- Stored data entries -
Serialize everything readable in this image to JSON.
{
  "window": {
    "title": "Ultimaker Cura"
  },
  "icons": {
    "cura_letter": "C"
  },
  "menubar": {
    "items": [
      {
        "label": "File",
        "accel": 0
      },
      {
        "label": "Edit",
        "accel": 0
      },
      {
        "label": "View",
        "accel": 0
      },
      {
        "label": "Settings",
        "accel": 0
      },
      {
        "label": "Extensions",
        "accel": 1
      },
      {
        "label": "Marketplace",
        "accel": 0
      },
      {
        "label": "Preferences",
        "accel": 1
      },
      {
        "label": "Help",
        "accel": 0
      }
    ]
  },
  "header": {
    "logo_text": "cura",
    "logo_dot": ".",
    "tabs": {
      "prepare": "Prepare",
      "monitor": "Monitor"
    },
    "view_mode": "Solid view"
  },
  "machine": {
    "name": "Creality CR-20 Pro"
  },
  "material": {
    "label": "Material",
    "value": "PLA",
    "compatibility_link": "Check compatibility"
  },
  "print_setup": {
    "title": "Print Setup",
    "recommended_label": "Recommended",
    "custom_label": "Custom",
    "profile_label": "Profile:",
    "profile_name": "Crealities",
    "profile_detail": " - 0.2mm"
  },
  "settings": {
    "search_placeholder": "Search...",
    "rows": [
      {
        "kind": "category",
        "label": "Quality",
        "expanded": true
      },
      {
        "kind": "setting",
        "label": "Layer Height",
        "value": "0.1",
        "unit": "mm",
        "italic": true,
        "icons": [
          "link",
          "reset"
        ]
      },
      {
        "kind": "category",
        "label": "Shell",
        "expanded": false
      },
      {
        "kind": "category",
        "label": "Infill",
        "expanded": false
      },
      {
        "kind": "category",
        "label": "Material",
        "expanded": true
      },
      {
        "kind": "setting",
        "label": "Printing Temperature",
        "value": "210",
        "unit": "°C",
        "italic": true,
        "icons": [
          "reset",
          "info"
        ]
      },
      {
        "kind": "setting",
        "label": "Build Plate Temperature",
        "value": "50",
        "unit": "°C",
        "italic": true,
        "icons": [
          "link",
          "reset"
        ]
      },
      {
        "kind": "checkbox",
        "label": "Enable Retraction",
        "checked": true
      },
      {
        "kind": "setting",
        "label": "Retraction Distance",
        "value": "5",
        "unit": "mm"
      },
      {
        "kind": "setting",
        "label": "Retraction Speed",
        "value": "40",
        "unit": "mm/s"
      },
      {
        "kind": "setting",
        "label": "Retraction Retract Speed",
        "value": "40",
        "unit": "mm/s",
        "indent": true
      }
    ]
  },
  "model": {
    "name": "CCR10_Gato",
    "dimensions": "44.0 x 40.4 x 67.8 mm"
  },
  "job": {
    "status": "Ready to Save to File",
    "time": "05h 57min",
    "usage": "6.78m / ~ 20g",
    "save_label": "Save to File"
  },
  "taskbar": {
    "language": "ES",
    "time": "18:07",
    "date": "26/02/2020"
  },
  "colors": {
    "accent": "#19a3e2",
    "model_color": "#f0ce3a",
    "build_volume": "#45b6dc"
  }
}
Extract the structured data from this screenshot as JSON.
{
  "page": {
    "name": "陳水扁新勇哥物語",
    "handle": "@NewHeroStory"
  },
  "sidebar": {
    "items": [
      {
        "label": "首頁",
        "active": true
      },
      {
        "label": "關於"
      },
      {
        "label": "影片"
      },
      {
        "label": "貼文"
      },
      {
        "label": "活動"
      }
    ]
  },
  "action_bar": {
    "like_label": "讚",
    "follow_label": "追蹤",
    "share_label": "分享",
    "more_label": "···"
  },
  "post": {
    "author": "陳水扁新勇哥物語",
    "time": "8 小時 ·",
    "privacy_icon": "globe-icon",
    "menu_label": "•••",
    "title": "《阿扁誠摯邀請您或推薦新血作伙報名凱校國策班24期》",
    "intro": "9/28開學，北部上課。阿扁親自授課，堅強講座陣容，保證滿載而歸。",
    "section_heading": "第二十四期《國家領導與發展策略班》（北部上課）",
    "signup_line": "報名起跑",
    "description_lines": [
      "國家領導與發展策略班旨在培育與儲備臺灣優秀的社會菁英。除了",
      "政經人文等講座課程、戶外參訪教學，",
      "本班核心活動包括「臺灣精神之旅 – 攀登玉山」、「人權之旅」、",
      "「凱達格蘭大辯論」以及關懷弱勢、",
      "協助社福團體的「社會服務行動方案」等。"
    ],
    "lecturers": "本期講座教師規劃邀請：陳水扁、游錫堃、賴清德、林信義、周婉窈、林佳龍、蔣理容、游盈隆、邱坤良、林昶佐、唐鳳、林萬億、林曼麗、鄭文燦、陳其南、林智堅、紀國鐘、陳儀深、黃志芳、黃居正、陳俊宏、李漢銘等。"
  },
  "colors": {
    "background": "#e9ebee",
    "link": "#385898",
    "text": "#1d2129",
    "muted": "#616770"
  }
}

- Aim of the task -
Say how many lines of the data include the word "Temperature". Respond with the number alone.

- Complete answer -
2